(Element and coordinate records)
↓↓↓
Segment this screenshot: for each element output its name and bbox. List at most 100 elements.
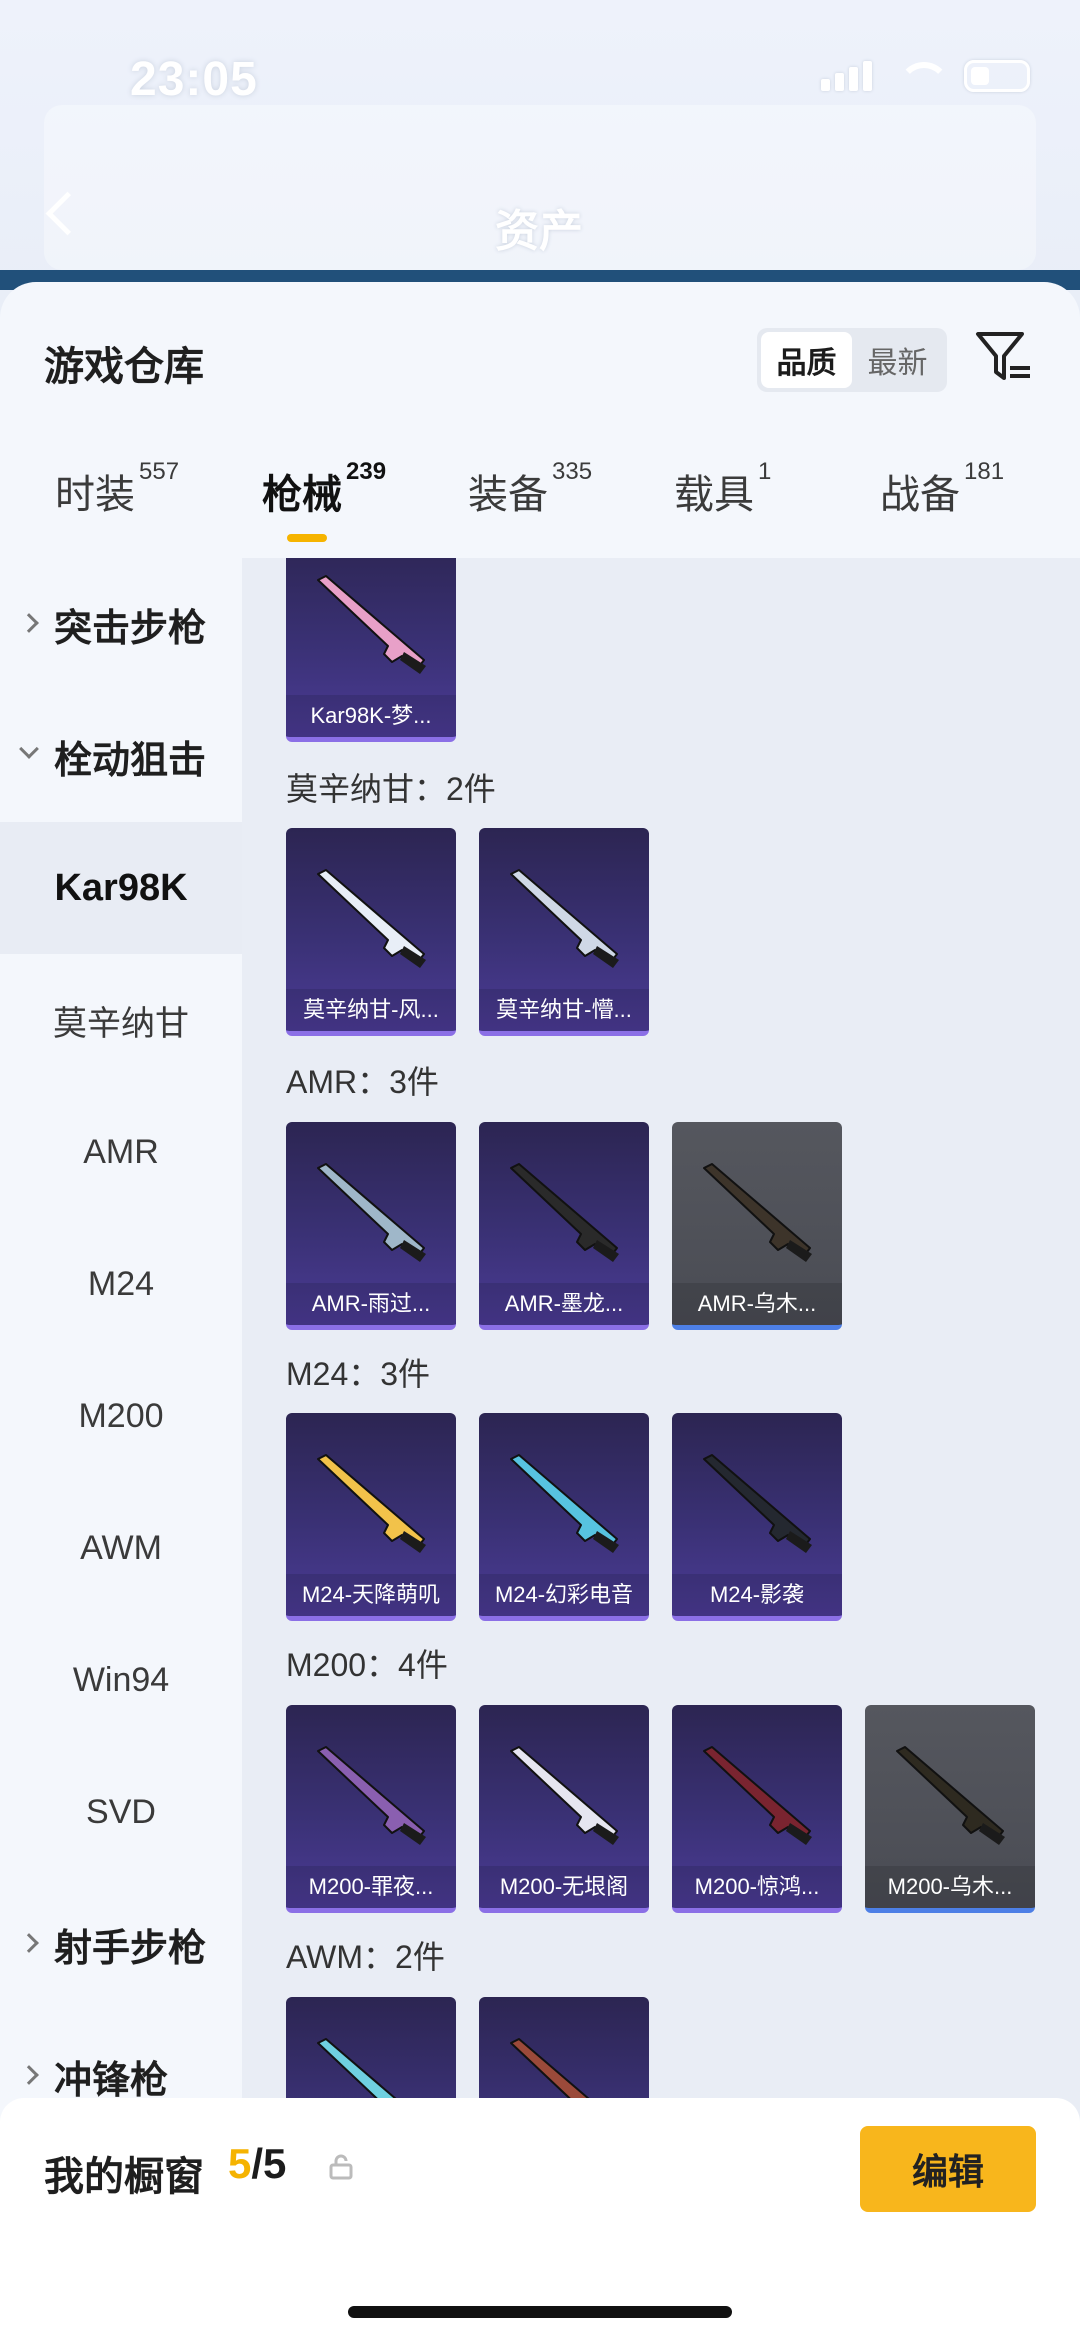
weapon-type-sidebar: 突击步枪 栓动狙击 Kar98K 莫辛纳甘 AMR M24 M200 AWM W…: [0, 558, 242, 2341]
weapon-card-label: M200-无垠阁: [479, 1866, 649, 1908]
weapon-card-label: 莫辛纳甘-风...: [286, 989, 456, 1031]
weapon-card[interactable]: 莫辛纳甘-风...: [286, 828, 456, 1036]
background-page-title: 资产: [495, 207, 583, 256]
tab-label: 枪械: [262, 473, 342, 517]
weapon-card-label: AMR-墨龙...: [479, 1283, 649, 1325]
weapon-image: [317, 575, 426, 674]
weapon-image: [510, 1163, 619, 1262]
section-label: M200：4件: [286, 1647, 448, 1683]
sidebar-item-assault-rifle[interactable]: 突击步枪: [0, 558, 242, 690]
weapon-card-label: Kar98K-梦...: [286, 695, 456, 737]
weapon-image: [510, 869, 619, 968]
sidebar-item-label: 冲锋枪: [54, 2059, 169, 2102]
sidebar-item-kar98k[interactable]: Kar98K: [0, 822, 242, 954]
section-label: AMR：3件: [286, 1064, 439, 1100]
weapon-card-label: M24-幻彩电音: [479, 1574, 649, 1616]
filter-icon[interactable]: [972, 326, 1034, 388]
tab-label: 战备: [880, 473, 960, 517]
background-header: 23:05 资产: [0, 0, 1080, 290]
weapon-card[interactable]: AMR-乌木...: [672, 1122, 842, 1330]
sidebar-item-amr[interactable]: AMR: [0, 1086, 242, 1218]
weapon-card[interactable]: AMR-雨过...: [286, 1122, 456, 1330]
showcase-count: 5/5: [228, 2140, 286, 2188]
chevron-right-icon: [19, 613, 39, 633]
weapon-grid: Kar98K-梦... 莫辛纳甘：2件莫辛纳甘-风... 莫辛纳甘-懵... AMR：…: [242, 558, 1080, 2341]
wifi-icon: [898, 62, 950, 90]
sidebar-item-label: 突击步枪: [54, 607, 207, 650]
weapon-image: [896, 1746, 1005, 1845]
tab-count: 335: [552, 458, 593, 485]
category-tabs: 时装557 枪械239 装备335 载具1 战备181: [0, 458, 1080, 542]
tab-count: 181: [964, 458, 1005, 485]
chevron-right-icon: [19, 2065, 39, 2085]
sidebar-item-svd[interactable]: SVD: [0, 1746, 242, 1878]
weapon-image: [317, 1163, 426, 1262]
weapon-card[interactable]: M200-无垠阁: [479, 1705, 649, 1913]
signal-icon: [821, 61, 872, 91]
sidebar-item-win94[interactable]: Win94: [0, 1614, 242, 1746]
sidebar-item-bolt-sniper[interactable]: 栓动狙击: [0, 690, 242, 822]
tab-count: 557: [139, 458, 180, 485]
weapon-card-label: AMR-乌木...: [672, 1283, 842, 1325]
tab-vehicles[interactable]: 载具1: [674, 458, 771, 520]
tab-guns[interactable]: 枪械239: [262, 458, 386, 520]
chevron-right-icon: [19, 1933, 39, 1953]
weapon-card-label: M200-惊鸿...: [672, 1866, 842, 1908]
weapon-image: [317, 1746, 426, 1845]
back-icon[interactable]: [40, 192, 80, 232]
sidebar-item-mosin[interactable]: 莫辛纳甘: [0, 954, 242, 1086]
weapon-card[interactable]: Kar98K-梦...: [286, 558, 456, 742]
showcase-title: 我的橱窗: [44, 2155, 204, 2199]
status-icons: [821, 60, 1030, 92]
tab-fashion[interactable]: 时装557: [55, 458, 179, 520]
sidebar-item-m200[interactable]: M200: [0, 1350, 242, 1482]
weapon-card-label: 莫辛纳甘-懵...: [479, 989, 649, 1031]
tab-equipment[interactable]: 装备335: [468, 458, 592, 520]
sidebar-item-awm[interactable]: AWM: [0, 1482, 242, 1614]
status-time: 23:05: [130, 53, 258, 106]
weapon-image: [703, 1746, 812, 1845]
sidebar-item-marksman-rifle[interactable]: 射手步枪: [0, 1878, 242, 2010]
weapon-card[interactable]: 莫辛纳甘-懵...: [479, 828, 649, 1036]
section-label: AWM：2件: [286, 1939, 445, 1975]
weapon-image: [510, 1454, 619, 1553]
weapon-card[interactable]: M200-惊鸿...: [672, 1705, 842, 1913]
weapon-card[interactable]: M200-罪夜...: [286, 1705, 456, 1913]
sidebar-item-label: 栓动狙击: [54, 739, 207, 782]
weapon-card-label: M200-乌木...: [865, 1866, 1035, 1908]
tab-supplies[interactable]: 战备181: [880, 458, 1004, 520]
weapon-image: [510, 1746, 619, 1845]
sidebar-item-m24[interactable]: M24: [0, 1218, 242, 1350]
section-label: 莫辛纳甘：2件: [286, 771, 496, 807]
home-indicator: [348, 2306, 732, 2318]
lock-icon: [329, 2154, 353, 2180]
sort-toggle: 品质 最新: [757, 328, 947, 392]
tab-count: 1: [758, 458, 772, 485]
weapon-card[interactable]: M24-影袭: [672, 1413, 842, 1621]
weapon-card[interactable]: M200-乌木...: [865, 1705, 1035, 1913]
showcase-current: 5: [228, 2140, 252, 2187]
tab-label: 装备: [468, 473, 548, 517]
sidebar-item-label: 射手步枪: [54, 1927, 207, 1970]
showcase-footer: 我的橱窗 5/5 编辑: [0, 2098, 1080, 2341]
sheet-title: 游戏仓库: [44, 345, 204, 389]
weapon-image: [703, 1163, 812, 1262]
showcase-total: 5: [263, 2140, 287, 2187]
weapon-card-label: M200-罪夜...: [286, 1866, 456, 1908]
weapon-card-label: AMR-雨过...: [286, 1283, 456, 1325]
tab-label: 时装: [55, 473, 135, 517]
sort-newest-button[interactable]: 最新: [852, 332, 943, 388]
battery-icon: [964, 60, 1030, 92]
weapon-card[interactable]: AMR-墨龙...: [479, 1122, 649, 1330]
weapon-image: [317, 1454, 426, 1553]
tab-label: 载具: [674, 473, 754, 517]
active-tab-indicator: [287, 534, 327, 542]
edit-button[interactable]: 编辑: [860, 2126, 1036, 2212]
weapon-card[interactable]: M24-幻彩电音: [479, 1413, 649, 1621]
section-label: M24：3件: [286, 1356, 431, 1392]
sort-quality-button[interactable]: 品质: [761, 332, 852, 388]
weapon-image: [703, 1454, 812, 1553]
showcase-separator: /: [251, 2140, 264, 2187]
weapon-card[interactable]: M24-天降萌叽: [286, 1413, 456, 1621]
chevron-down-icon: [19, 739, 39, 759]
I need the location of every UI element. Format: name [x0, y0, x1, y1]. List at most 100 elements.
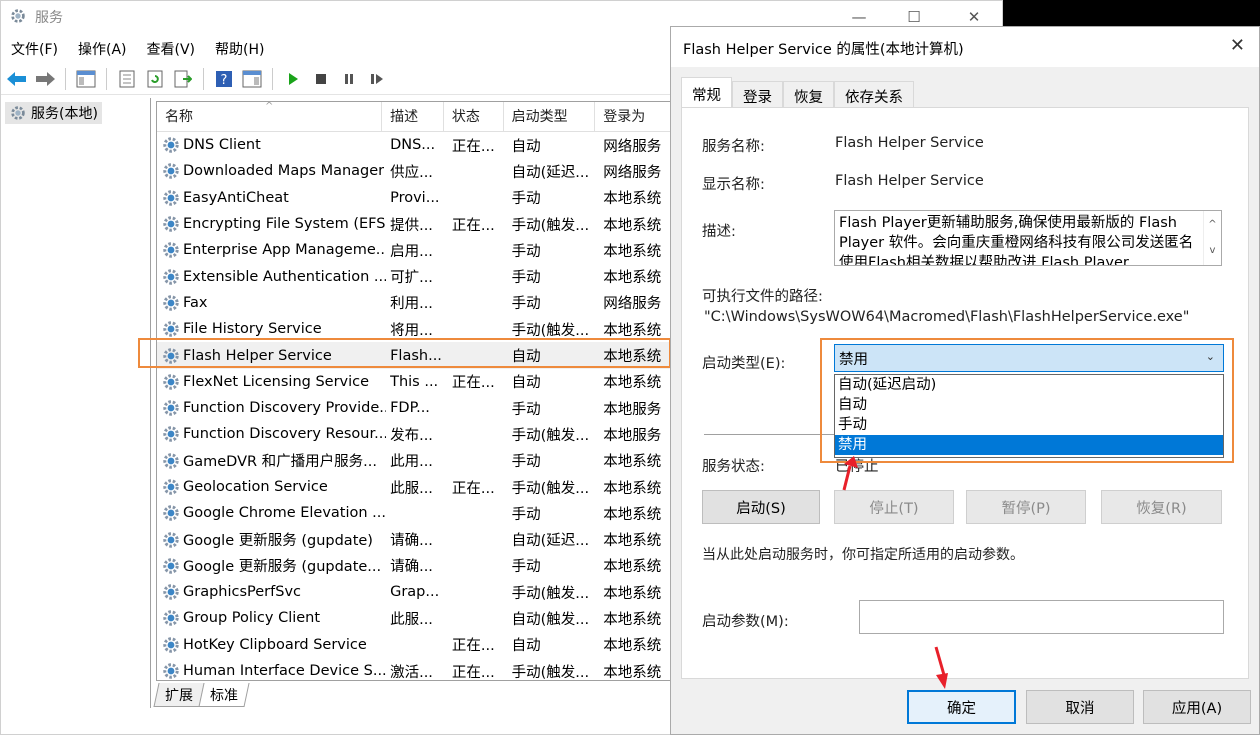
↑↑↑
• **Short task**
Repeat the lines of the rows from the one containing "weapon-type-sidebar: 突击步枪 栓动狙击" through the one containing "tab-count: 557: [139, 458, 180, 485]", both included.

• **Solution for this exercise**
weapon-type-sidebar: 突击步枪 栓动狙击 Kar98K 莫辛纳甘 AMR M24 M200 AWM W…: [0, 558, 242, 2341]
weapon-card-label: M200-无垠阁: [479, 1866, 649, 1908]
weapon-card-label: 莫辛纳甘-风...: [286, 989, 456, 1031]
weapon-card[interactable]: 莫辛纳甘-风...: [286, 828, 456, 1036]
background-page-title: 资产: [495, 207, 583, 256]
tab-label: 枪械: [262, 473, 342, 517]
weapon-card-label: AMR-墨龙...: [479, 1283, 649, 1325]
weapon-image: [317, 575, 426, 674]
weapon-image: [510, 1163, 619, 1262]
section-label: M200：4件: [286, 1647, 448, 1683]
sidebar-item-assault-rifle[interactable]: 突击步枪: [0, 558, 242, 690]
weapon-card-label: Kar98K-梦...: [286, 695, 456, 737]
weapon-image: [510, 869, 619, 968]
sidebar-item-label: 冲锋枪: [54, 2059, 169, 2102]
sidebar-item-kar98k[interactable]: Kar98K: [0, 822, 242, 954]
section-label: AMR：3件: [286, 1064, 439, 1100]
weapon-card-label: M24-幻彩电音: [479, 1574, 649, 1616]
filter-icon[interactable]: [972, 326, 1034, 388]
tab-label: 战备: [880, 473, 960, 517]
background-header: 23:05 资产: [0, 0, 1080, 290]
weapon-card[interactable]: AMR-乌木...: [672, 1122, 842, 1330]
sidebar-item-amr[interactable]: AMR: [0, 1086, 242, 1218]
weapon-card[interactable]: AMR-雨过...: [286, 1122, 456, 1330]
showcase-count: 5/5: [228, 2140, 286, 2188]
chevron-right-icon: [19, 613, 39, 633]
weapon-grid: Kar98K-梦... 莫辛纳甘：2件莫辛纳甘-风... 莫辛纳甘-懵... AMR：…: [242, 558, 1080, 2341]
wifi-icon: [898, 62, 950, 90]
sidebar-item-label: 突击步枪: [54, 607, 207, 650]
weapon-image: [896, 1746, 1005, 1845]
tab-count: 335: [552, 458, 593, 485]
category-tabs: 时装557 枪械239 装备335 载具1 战备181: [0, 458, 1080, 542]
tab-count: 181: [964, 458, 1005, 485]
chevron-right-icon: [19, 2065, 39, 2085]
sidebar-item-svd[interactable]: SVD: [0, 1746, 242, 1878]
weapon-image: [317, 1163, 426, 1262]
weapon-card[interactable]: M200-无垠阁: [479, 1705, 649, 1913]
signal-icon: [821, 61, 872, 91]
sidebar-item-win94[interactable]: Win94: [0, 1614, 242, 1746]
sidebar-item-bolt-sniper[interactable]: 栓动狙击: [0, 690, 242, 822]
tab-count: 557: [139, 458, 180, 485]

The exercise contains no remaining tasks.